--- begin Record excerpts ---

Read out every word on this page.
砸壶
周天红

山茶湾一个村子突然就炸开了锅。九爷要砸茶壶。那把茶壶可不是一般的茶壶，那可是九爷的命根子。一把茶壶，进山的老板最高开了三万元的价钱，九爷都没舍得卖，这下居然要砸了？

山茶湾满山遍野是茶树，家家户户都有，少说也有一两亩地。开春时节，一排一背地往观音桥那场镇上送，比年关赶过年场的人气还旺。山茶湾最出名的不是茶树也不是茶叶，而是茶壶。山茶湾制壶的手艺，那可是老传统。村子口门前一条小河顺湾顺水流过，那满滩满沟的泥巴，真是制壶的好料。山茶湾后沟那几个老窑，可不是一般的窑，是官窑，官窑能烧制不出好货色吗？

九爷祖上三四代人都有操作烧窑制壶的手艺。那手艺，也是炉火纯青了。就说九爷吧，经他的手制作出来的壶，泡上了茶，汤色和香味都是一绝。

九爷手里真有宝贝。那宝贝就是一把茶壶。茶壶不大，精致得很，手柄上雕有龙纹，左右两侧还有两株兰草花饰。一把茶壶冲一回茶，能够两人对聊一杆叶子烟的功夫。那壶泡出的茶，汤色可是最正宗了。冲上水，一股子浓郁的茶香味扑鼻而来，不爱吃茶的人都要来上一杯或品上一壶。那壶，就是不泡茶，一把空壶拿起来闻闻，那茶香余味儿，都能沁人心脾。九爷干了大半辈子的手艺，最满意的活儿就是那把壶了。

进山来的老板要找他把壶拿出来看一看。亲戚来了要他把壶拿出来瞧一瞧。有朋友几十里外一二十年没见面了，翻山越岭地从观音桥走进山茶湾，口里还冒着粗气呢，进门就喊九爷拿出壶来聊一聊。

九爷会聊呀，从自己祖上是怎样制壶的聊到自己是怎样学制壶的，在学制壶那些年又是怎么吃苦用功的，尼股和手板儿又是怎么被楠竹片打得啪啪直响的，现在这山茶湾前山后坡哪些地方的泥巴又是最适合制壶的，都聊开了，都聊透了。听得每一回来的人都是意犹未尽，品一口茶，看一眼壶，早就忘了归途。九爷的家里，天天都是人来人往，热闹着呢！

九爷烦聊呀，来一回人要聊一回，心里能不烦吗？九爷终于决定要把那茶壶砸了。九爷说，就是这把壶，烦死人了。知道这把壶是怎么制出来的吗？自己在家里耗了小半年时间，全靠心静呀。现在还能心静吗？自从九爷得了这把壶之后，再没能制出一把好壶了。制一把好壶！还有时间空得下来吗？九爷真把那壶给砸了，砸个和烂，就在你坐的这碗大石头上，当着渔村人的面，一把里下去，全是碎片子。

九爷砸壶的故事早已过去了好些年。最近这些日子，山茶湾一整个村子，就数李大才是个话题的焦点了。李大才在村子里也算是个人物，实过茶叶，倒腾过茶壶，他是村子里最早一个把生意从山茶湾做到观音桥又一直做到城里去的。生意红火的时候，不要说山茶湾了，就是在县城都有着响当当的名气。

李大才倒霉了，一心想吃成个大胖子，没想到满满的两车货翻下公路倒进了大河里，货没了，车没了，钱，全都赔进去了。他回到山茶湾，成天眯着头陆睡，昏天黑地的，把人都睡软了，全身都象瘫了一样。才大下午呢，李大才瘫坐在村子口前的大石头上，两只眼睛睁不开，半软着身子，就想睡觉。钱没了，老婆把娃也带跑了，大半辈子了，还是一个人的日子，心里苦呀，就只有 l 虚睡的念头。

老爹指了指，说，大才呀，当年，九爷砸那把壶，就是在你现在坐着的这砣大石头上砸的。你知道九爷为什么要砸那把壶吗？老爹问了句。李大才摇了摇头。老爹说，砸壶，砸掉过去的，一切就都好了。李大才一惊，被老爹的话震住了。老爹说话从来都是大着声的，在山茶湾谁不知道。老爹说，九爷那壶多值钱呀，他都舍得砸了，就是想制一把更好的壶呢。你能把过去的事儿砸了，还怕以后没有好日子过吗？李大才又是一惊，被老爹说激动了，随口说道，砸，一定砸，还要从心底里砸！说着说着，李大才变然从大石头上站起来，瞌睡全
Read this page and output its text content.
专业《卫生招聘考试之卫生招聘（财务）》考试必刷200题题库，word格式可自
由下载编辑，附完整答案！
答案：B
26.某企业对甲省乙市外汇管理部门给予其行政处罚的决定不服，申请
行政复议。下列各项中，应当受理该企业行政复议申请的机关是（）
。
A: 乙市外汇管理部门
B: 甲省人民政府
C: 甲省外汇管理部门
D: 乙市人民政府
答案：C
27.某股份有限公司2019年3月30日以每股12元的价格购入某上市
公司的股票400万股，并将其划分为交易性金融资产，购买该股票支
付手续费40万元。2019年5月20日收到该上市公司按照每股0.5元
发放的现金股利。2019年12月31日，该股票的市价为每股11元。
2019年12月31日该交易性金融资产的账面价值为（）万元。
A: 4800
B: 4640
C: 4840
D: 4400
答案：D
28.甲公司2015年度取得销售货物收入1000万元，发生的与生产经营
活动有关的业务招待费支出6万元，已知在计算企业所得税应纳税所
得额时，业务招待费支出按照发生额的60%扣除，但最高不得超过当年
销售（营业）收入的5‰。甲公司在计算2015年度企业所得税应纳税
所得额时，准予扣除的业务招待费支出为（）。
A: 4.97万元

--- end Record excerpts ---

**Request:**
Lines from the records above that hold "this" are the ones to list.

**The answer:**
Read out every word on this page.
Read this page and output its text content.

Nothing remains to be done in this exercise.